■ Stated goal
Pick out each line with the word "previo" from the material that follows.
++++ Stored rows ++++
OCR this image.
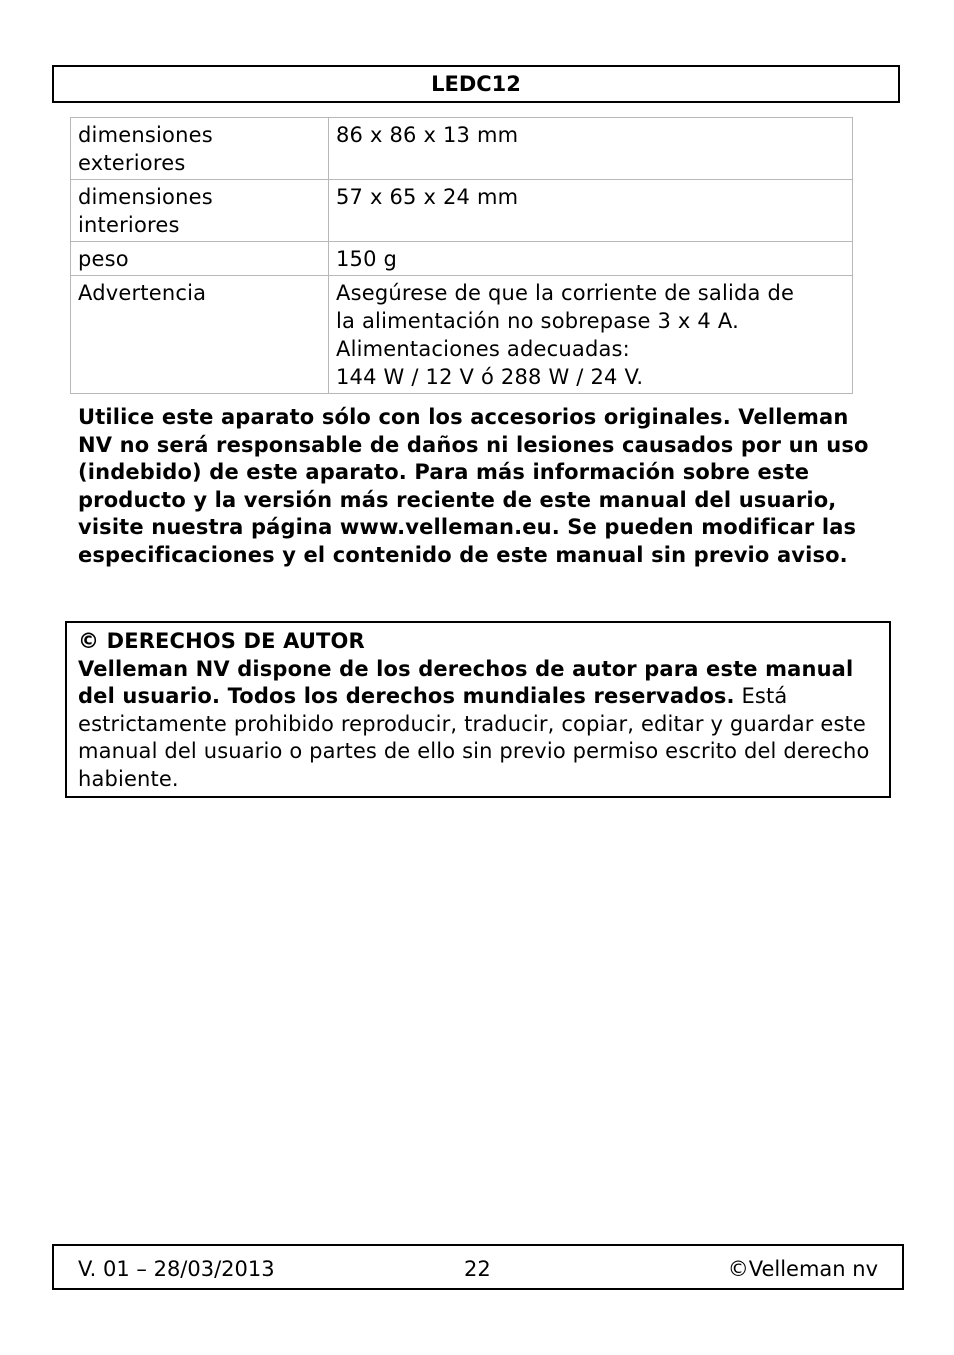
LEDC12
dimensiones exteriores	86 x 86 x 13 mm
dimensiones interiores	57 x 65 x 24 mm
peso	150 g
Advertencia	Asegúrese de que la corriente de salida de
la alimentación no sobrepase 3 x 4 A.
Alimentaciones adecuadas:
144 W / 12 V ó 288 W / 24 V.
Utilice este aparato sólo con los accesorios originales. Velleman NV no será responsable de daños ni lesiones causados por un uso (indebido) de este aparato. Para más información sobre este producto y la versión más reciente de este manual del usuario, visite nuestra página www.velleman.eu. Se pueden modificar las especificaciones y el contenido de este manual sin previo aviso.
© DERECHOS DE AUTOR
Velleman NV dispone de los derechos de autor para este manual del usuario. Todos los derechos mundiales reservados. Está estrictamente prohibido reproducir, traducir, copiar, editar y guardar este manual del usuario o partes de ello sin previo permiso escrito del derecho habiente.
V. 01 – 28/03/2013	22	©Velleman nv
++++
■ The reply
Utilice este aparato sólo con los accesorios originales. Velleman NV no será responsable de daños ni lesiones causados por un uso (indebido) de este aparato. Para más información sobre este producto y la versión más reciente de este manual del usuario, visite nuestra página www.velleman.eu. Se pueden modificar las especificaciones y el contenido de este manual sin previo aviso.
Velleman NV dispone de los derechos de autor para este manual del usuario. Todos los derechos mundiales reservados. Está estrictamente prohibido reproducir, traducir, copiar, editar y guardar este manual del usuario o partes de ello sin previo permiso escrito del derecho habiente.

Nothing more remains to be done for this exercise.